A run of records
_ _ _

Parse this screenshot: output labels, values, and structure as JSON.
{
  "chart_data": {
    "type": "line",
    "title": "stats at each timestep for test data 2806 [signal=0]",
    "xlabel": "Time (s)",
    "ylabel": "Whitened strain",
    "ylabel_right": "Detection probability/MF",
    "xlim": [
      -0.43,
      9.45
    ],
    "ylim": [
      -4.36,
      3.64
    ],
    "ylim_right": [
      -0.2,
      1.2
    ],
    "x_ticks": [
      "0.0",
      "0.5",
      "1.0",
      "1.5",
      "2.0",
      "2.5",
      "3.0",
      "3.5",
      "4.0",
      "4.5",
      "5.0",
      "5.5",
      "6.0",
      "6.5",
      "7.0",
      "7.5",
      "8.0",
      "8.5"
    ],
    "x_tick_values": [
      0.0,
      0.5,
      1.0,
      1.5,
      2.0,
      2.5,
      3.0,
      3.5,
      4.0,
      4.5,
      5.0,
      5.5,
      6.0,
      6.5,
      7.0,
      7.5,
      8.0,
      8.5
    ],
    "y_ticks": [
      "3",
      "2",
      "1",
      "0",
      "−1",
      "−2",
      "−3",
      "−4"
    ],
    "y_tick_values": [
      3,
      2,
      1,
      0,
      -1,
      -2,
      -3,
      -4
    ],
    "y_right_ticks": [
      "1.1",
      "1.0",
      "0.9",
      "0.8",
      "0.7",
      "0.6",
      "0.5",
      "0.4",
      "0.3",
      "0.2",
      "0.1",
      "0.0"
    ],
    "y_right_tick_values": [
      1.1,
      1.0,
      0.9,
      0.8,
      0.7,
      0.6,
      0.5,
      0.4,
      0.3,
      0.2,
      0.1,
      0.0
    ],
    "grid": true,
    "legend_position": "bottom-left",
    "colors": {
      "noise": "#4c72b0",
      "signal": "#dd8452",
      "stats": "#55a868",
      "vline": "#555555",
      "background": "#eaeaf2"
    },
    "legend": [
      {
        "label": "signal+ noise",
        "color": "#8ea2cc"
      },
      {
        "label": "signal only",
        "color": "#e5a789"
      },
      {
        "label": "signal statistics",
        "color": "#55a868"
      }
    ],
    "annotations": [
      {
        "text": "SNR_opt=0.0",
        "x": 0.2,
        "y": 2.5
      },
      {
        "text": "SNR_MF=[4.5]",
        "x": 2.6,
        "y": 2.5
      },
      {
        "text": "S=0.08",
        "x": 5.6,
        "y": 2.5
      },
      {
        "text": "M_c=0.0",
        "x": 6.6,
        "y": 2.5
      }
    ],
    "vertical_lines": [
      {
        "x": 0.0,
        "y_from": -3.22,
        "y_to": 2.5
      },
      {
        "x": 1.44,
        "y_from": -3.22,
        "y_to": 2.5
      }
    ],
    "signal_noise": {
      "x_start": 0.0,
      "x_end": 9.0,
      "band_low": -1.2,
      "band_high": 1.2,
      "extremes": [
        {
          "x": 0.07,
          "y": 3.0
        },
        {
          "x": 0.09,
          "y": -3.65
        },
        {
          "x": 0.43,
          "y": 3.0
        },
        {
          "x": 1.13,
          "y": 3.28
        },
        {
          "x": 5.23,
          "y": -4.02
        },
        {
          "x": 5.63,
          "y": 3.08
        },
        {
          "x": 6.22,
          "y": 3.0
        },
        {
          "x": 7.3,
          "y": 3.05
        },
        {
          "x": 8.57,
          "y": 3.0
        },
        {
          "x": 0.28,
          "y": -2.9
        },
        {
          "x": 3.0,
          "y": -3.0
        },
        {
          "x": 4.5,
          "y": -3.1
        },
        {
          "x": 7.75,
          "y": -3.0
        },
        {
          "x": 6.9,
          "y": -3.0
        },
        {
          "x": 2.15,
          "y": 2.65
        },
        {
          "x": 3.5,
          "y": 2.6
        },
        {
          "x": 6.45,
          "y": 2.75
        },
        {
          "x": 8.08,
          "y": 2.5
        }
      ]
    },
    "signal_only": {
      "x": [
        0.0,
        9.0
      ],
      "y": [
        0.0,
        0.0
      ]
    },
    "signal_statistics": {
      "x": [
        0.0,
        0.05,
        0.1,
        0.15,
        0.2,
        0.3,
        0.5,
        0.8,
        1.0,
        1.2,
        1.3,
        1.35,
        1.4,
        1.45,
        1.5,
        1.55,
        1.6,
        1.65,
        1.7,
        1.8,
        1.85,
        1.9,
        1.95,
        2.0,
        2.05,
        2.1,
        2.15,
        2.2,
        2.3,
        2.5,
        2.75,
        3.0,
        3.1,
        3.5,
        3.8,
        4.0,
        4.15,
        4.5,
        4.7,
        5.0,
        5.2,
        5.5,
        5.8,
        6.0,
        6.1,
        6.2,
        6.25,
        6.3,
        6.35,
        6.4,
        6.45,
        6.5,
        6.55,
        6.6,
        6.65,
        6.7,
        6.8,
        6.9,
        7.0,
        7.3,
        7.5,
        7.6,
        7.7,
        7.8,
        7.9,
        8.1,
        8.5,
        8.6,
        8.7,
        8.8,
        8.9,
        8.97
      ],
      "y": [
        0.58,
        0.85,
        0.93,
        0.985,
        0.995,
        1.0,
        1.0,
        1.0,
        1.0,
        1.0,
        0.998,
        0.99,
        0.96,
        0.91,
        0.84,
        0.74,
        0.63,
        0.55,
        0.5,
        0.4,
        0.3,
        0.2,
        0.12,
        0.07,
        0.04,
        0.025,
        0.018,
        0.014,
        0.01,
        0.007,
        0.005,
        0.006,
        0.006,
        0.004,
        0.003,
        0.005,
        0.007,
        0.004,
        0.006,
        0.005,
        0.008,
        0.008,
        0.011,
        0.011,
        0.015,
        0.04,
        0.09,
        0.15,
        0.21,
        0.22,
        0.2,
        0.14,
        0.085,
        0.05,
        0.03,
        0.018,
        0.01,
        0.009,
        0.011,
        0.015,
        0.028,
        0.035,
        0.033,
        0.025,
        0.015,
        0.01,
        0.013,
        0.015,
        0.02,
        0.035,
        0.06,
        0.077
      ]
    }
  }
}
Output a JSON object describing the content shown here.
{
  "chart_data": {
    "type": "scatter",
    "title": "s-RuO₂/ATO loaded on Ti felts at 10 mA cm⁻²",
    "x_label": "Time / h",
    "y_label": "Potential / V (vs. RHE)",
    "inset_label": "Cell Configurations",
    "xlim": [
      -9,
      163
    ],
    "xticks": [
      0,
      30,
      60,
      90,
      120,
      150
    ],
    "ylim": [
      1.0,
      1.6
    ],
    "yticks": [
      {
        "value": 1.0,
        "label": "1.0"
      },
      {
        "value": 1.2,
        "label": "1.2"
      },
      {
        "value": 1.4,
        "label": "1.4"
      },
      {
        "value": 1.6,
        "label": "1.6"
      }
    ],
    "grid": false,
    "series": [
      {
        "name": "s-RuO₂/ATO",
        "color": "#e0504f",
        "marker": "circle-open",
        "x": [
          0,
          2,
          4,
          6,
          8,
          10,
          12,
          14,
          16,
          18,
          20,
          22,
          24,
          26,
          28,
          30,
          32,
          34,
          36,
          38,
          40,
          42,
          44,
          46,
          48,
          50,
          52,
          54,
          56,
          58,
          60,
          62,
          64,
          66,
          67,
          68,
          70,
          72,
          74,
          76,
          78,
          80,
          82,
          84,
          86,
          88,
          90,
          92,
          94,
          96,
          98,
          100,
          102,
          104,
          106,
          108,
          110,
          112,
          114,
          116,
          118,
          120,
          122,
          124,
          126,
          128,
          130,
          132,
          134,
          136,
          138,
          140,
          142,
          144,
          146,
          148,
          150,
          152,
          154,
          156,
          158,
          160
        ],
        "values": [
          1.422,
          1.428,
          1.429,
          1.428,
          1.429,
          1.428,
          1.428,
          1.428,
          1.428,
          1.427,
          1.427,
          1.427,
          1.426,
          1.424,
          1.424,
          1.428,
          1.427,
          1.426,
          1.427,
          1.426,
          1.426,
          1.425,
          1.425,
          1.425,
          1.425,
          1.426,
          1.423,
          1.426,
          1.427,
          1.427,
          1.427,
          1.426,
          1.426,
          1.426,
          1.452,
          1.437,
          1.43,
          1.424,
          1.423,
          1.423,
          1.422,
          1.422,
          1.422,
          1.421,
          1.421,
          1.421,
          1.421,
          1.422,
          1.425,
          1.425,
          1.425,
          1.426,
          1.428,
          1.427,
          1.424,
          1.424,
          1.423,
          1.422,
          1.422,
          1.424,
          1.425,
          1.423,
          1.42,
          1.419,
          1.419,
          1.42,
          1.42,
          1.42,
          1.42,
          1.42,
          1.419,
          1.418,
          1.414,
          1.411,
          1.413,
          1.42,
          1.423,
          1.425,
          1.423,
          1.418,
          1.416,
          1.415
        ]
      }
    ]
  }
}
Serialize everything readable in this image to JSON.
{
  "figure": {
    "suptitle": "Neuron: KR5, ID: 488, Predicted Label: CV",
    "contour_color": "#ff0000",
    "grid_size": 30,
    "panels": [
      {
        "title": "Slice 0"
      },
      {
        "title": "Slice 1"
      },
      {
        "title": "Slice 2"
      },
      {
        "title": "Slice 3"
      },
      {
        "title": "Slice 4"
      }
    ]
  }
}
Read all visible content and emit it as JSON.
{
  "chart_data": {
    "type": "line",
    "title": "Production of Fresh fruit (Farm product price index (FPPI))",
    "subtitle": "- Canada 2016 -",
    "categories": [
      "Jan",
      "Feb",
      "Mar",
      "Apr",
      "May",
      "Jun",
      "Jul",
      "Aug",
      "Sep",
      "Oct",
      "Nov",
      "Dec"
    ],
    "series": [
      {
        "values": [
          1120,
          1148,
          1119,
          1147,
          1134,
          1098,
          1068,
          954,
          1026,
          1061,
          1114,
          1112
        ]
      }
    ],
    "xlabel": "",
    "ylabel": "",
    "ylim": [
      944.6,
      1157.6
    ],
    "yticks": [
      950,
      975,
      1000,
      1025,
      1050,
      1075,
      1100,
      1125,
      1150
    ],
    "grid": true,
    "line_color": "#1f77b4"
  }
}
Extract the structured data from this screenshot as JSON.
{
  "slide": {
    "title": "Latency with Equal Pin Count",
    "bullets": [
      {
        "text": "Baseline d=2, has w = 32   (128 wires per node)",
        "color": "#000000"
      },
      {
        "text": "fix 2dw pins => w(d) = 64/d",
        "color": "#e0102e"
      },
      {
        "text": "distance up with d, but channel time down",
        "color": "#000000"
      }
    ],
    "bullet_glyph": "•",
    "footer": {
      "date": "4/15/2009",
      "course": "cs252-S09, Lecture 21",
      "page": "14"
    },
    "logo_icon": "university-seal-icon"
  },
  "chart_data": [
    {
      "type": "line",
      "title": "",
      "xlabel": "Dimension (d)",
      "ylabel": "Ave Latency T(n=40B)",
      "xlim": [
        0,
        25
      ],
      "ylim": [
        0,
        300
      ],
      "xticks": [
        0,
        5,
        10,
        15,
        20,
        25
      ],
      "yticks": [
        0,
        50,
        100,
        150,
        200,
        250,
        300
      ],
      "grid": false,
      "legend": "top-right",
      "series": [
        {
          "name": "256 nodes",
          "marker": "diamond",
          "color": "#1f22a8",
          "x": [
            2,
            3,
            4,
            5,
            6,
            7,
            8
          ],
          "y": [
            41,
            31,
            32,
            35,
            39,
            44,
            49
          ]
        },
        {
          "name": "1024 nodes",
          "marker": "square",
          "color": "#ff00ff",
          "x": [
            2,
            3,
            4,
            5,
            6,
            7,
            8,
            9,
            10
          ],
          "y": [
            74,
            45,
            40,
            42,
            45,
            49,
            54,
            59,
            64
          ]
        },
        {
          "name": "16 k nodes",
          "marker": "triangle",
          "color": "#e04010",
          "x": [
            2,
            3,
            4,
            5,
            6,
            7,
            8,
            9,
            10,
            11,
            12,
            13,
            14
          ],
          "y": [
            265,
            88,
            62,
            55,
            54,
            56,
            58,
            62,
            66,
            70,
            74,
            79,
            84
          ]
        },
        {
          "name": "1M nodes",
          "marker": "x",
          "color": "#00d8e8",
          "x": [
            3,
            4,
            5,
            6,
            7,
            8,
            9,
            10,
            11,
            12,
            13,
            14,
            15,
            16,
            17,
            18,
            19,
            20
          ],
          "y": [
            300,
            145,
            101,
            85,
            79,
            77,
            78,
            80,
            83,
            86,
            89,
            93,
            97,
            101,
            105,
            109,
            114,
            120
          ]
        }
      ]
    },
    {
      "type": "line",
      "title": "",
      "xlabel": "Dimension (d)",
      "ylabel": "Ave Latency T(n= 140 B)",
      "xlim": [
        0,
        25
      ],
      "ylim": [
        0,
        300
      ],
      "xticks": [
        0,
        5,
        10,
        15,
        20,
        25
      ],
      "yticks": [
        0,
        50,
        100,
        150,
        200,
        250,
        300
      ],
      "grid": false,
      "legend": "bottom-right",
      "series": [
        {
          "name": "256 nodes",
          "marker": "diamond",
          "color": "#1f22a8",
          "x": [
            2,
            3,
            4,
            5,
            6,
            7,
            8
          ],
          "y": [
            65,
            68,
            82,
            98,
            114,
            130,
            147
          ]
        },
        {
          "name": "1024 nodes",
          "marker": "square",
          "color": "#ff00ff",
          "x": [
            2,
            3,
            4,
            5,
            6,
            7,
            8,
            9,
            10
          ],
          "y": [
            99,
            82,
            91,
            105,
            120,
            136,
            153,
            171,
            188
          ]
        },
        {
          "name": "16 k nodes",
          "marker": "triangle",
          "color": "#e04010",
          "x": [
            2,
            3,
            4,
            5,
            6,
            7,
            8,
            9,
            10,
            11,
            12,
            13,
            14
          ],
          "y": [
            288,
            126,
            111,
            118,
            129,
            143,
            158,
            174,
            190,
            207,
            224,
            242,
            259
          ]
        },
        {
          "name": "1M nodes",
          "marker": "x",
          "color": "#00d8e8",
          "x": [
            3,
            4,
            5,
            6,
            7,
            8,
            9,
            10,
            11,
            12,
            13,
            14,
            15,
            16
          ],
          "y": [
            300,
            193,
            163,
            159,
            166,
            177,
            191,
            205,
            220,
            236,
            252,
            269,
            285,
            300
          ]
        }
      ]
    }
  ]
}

_ _ _

* Exercise description
In the records above, how many lines contain the word "this"? Give the number alone.

* Solution
3